* _Exercise objective_
Copy every line that holds "الموجب".
--- start Task inputs ---
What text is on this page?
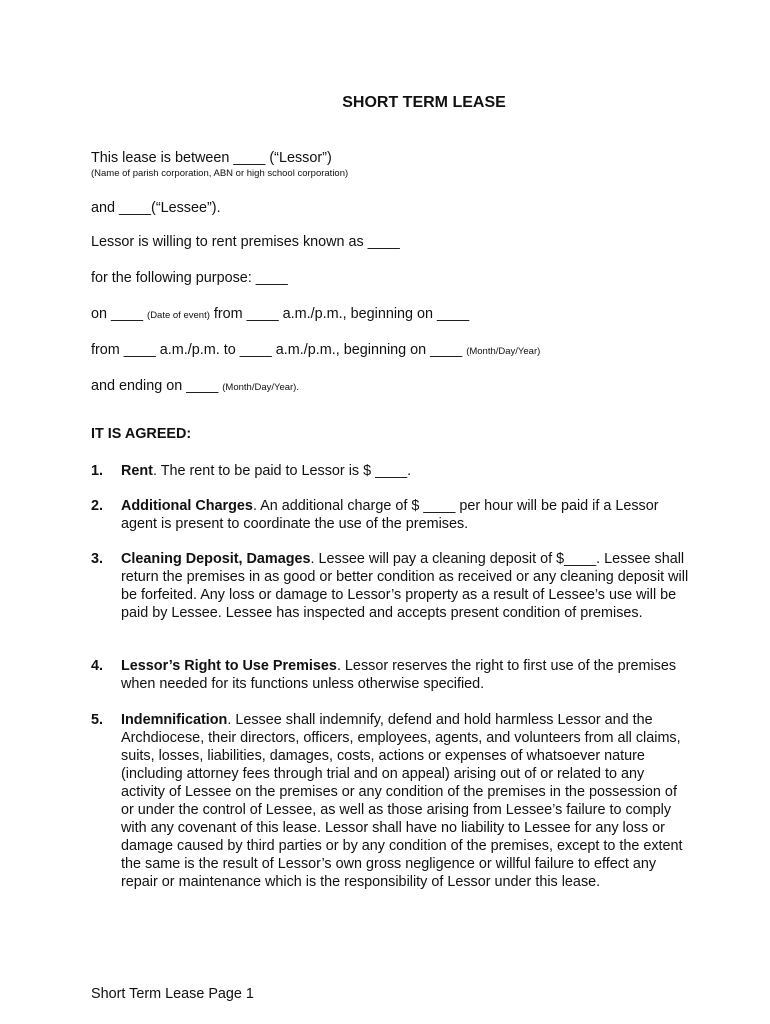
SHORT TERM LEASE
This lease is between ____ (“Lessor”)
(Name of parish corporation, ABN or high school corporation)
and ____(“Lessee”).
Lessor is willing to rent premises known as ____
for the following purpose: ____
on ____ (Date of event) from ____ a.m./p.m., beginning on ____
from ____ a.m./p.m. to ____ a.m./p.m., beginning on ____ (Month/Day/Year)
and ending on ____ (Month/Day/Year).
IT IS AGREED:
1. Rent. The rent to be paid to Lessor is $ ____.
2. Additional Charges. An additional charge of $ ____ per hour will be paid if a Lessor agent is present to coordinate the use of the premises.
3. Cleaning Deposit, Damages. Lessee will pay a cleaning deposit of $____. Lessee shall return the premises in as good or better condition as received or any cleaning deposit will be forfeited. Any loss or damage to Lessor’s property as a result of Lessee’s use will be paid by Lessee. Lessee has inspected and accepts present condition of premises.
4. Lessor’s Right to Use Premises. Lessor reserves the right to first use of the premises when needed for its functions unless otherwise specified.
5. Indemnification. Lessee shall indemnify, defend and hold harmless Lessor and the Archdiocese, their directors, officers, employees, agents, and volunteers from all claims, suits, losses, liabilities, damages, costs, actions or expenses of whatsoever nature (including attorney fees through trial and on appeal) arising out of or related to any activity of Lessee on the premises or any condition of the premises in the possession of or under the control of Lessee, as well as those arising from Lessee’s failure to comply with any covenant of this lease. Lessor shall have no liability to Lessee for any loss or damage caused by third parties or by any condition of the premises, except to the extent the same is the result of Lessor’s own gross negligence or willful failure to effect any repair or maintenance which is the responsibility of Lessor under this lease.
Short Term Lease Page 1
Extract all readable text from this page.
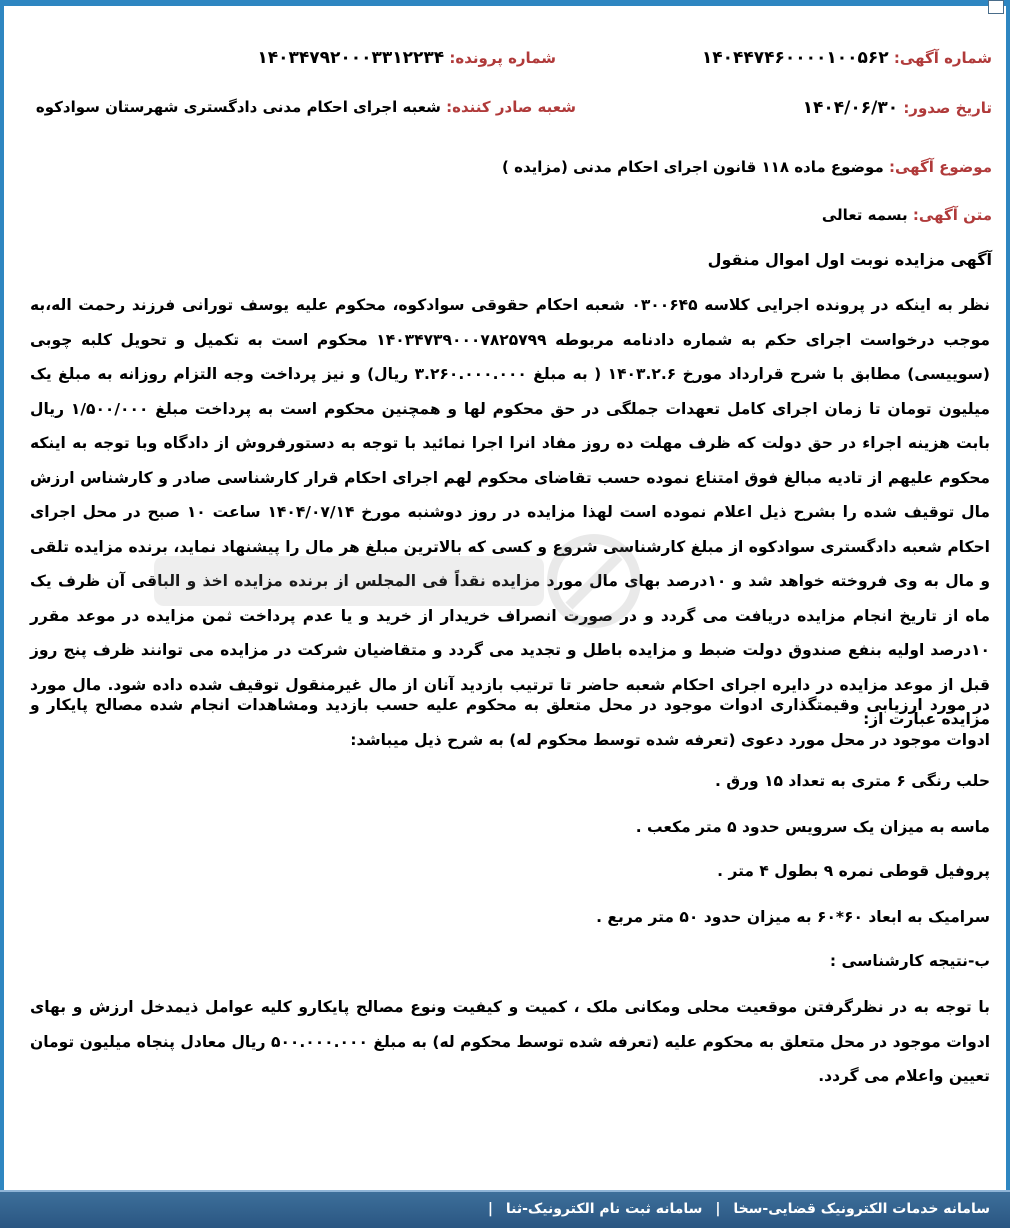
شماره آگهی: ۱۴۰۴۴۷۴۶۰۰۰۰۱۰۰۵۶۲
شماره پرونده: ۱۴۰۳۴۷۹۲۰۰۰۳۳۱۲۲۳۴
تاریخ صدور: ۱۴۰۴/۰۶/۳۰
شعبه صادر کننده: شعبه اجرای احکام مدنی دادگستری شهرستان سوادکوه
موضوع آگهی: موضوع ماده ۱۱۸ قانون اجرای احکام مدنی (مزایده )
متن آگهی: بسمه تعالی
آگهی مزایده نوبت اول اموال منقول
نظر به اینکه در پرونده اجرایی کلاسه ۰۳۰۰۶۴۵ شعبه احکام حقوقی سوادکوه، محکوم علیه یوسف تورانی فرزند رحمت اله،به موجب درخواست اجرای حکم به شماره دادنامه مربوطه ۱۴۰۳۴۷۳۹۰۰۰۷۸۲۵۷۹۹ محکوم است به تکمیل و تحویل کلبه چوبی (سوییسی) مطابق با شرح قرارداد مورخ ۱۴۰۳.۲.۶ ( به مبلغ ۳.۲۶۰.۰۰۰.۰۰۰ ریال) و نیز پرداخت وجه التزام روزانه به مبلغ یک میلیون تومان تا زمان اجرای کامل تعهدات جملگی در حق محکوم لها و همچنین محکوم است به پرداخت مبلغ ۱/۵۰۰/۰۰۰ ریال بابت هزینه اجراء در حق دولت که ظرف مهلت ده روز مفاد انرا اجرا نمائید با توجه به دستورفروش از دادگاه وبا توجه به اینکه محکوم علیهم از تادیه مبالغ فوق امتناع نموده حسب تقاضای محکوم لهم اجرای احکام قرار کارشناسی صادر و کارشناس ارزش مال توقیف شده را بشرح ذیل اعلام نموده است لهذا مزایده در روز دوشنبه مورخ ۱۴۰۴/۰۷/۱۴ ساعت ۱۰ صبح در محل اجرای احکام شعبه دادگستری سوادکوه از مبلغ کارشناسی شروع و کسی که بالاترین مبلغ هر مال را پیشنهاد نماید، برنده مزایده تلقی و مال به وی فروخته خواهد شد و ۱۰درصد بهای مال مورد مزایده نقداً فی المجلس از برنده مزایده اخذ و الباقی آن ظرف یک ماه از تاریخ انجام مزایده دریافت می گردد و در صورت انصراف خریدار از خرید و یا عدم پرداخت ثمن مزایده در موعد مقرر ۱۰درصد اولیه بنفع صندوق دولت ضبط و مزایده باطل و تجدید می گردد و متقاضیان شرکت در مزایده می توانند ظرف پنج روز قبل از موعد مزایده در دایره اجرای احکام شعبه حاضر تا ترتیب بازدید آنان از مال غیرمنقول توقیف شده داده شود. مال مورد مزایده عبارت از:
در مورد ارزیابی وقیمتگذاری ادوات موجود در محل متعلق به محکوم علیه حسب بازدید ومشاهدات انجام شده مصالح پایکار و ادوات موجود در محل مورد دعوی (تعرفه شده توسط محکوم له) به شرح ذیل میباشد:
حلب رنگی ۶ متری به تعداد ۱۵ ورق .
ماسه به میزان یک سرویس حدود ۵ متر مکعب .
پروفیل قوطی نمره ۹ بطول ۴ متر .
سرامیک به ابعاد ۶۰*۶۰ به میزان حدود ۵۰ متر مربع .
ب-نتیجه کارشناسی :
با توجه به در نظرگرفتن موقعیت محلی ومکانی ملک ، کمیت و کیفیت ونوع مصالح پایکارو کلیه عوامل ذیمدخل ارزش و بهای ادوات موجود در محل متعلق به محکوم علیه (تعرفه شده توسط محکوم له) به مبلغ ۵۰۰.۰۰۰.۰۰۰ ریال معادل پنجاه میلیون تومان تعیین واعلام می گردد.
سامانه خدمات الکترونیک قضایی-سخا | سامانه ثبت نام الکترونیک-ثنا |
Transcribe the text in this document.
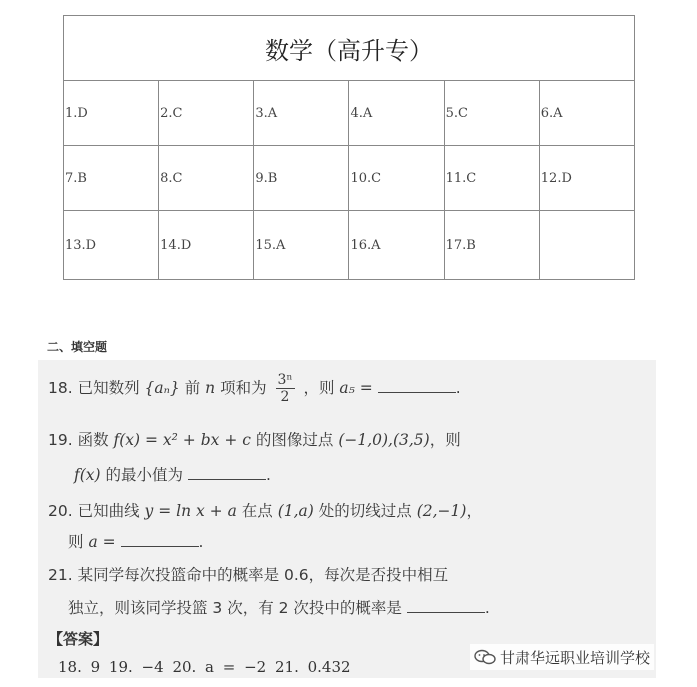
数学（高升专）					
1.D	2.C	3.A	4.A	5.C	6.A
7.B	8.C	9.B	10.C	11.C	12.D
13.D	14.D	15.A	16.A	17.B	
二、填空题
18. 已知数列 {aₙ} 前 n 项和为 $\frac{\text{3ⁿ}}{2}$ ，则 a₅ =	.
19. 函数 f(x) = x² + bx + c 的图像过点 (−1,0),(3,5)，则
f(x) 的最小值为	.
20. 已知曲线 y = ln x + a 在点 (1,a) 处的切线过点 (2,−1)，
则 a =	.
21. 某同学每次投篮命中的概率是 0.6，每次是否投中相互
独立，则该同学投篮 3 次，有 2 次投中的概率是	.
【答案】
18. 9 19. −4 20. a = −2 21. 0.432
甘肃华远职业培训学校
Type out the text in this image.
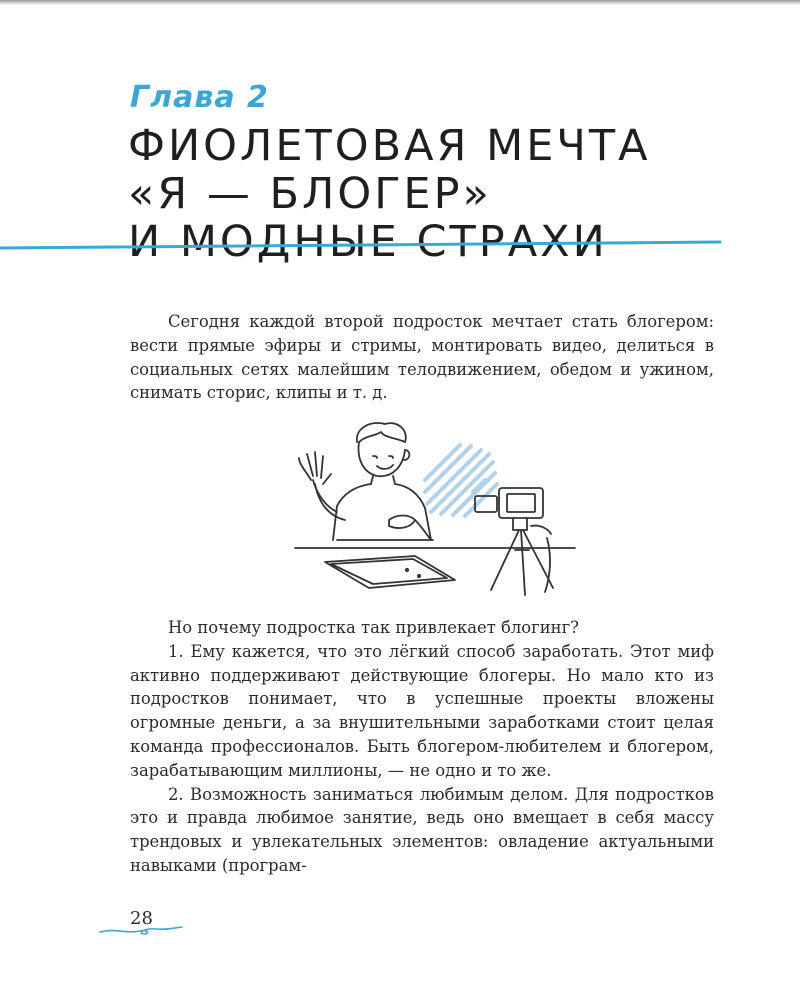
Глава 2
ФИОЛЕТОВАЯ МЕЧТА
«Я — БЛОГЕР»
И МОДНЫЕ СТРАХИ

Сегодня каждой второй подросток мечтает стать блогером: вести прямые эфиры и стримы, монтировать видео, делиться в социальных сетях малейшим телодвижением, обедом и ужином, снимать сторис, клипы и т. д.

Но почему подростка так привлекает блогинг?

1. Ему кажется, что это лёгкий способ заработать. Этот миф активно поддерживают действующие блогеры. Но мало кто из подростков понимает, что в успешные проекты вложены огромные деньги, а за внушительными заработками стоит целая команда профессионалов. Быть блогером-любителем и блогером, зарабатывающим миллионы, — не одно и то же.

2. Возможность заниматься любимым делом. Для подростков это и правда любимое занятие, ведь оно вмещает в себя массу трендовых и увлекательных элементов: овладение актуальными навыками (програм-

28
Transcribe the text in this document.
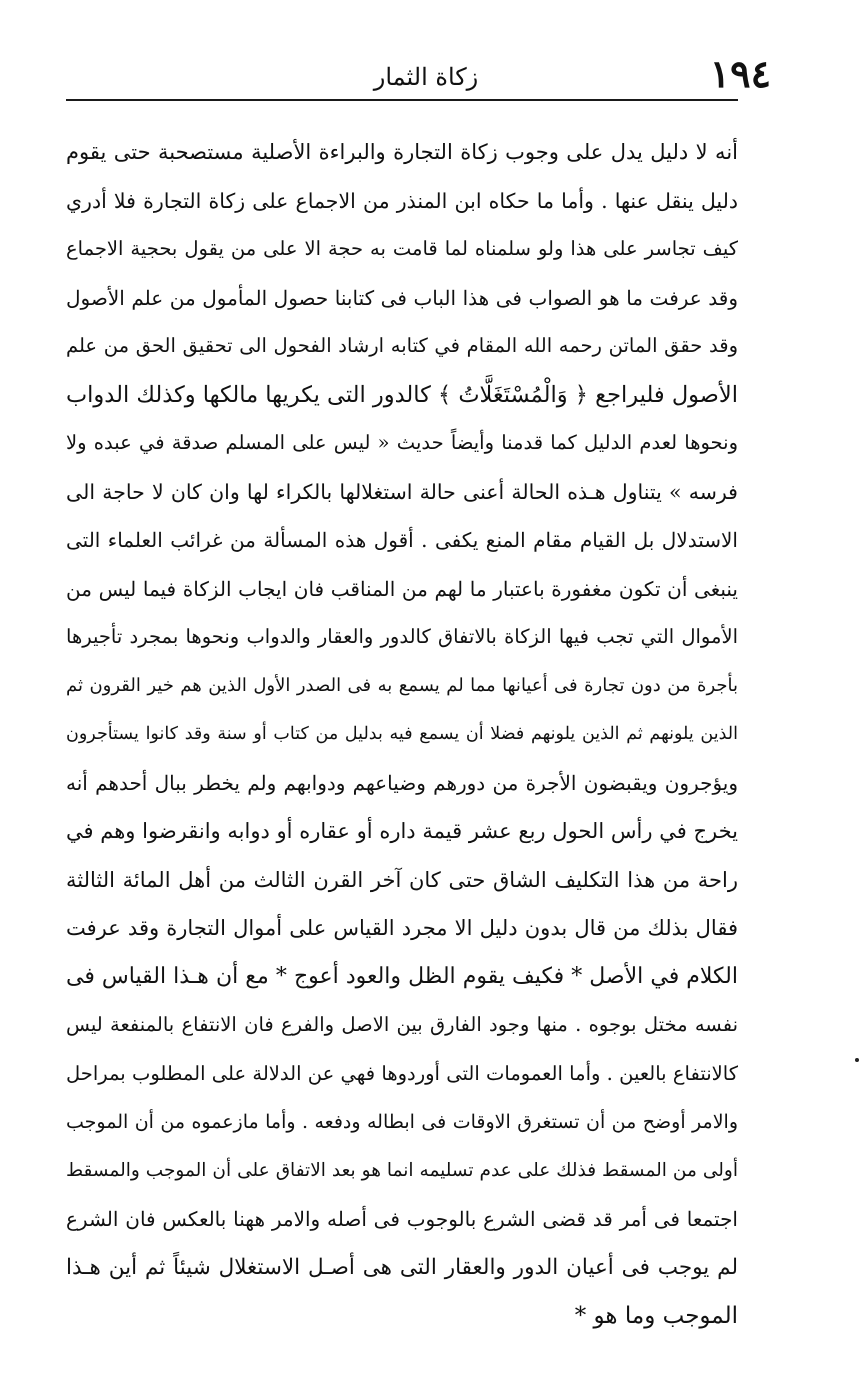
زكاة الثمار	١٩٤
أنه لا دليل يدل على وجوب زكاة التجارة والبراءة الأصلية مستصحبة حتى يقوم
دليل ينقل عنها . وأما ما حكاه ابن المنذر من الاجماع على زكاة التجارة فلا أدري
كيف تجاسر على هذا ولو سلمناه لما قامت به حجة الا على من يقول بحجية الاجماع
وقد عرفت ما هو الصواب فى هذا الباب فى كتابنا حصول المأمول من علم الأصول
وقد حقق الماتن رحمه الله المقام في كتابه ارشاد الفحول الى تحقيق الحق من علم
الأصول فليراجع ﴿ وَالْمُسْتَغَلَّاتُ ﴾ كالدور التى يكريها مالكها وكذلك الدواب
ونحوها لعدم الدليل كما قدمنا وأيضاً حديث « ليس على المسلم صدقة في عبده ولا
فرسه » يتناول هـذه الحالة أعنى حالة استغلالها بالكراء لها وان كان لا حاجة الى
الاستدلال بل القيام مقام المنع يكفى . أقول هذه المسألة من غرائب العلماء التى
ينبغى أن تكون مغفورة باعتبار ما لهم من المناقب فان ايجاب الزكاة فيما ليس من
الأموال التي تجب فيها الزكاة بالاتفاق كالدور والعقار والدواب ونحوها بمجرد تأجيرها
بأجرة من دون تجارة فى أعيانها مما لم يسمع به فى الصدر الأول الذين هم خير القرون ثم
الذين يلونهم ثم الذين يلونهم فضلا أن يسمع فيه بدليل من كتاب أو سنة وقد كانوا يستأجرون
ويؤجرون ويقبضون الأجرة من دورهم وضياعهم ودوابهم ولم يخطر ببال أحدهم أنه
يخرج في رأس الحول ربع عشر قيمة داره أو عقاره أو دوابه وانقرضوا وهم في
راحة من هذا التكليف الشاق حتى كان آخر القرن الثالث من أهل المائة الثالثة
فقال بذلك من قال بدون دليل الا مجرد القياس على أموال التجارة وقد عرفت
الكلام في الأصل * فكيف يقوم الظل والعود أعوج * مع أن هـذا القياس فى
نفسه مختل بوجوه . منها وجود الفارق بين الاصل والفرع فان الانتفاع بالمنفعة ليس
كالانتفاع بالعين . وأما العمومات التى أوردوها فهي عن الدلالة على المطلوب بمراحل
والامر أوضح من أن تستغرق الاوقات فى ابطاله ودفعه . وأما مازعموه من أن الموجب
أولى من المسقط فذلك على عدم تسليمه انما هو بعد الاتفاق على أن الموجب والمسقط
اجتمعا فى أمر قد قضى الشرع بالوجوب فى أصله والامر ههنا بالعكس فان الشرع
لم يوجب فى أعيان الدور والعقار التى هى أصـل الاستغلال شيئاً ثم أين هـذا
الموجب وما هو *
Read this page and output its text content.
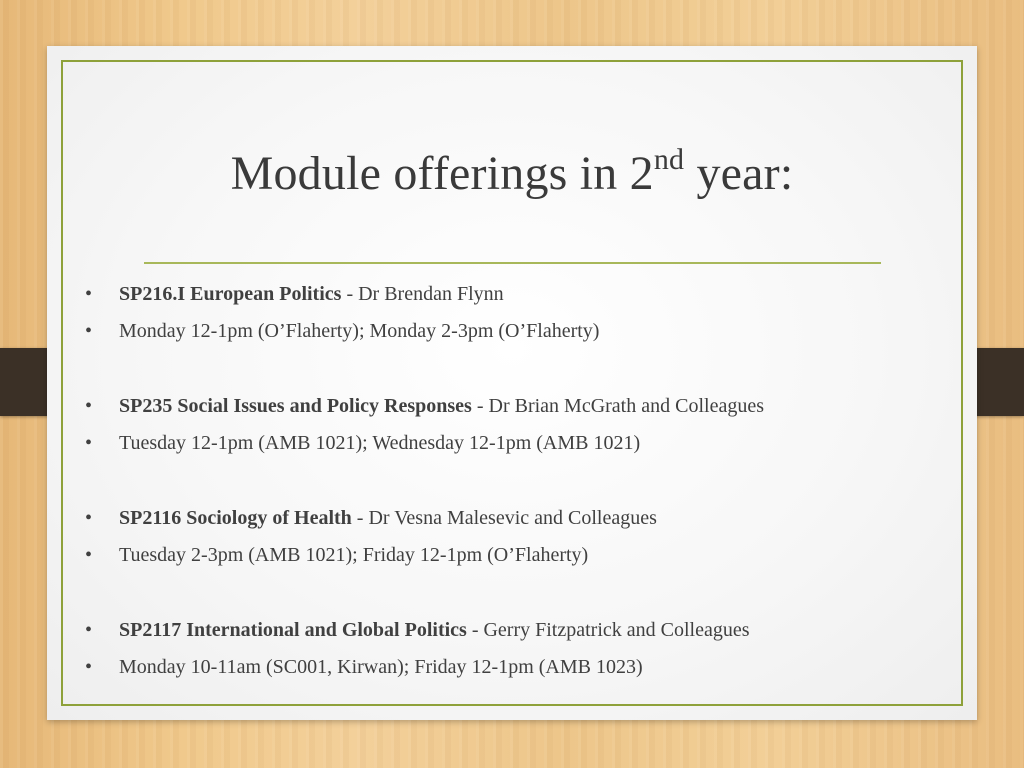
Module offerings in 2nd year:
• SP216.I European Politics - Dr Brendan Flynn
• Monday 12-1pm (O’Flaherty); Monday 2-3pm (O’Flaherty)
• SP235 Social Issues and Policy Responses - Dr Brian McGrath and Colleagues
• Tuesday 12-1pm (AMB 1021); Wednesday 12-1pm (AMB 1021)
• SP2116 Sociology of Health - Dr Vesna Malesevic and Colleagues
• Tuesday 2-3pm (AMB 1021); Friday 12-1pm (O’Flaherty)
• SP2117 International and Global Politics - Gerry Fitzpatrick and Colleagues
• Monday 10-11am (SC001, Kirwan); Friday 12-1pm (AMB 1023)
--- end Task inputs ---
* _Written solution_
والامر أوضح من أن تستغرق الاوقات فى ابطاله ودفعه . وأما مازعموه من أن الموجب
أولى من المسقط فذلك على عدم تسليمه انما هو بعد الاتفاق على أن الموجب والمسقط
الموجب وما هو *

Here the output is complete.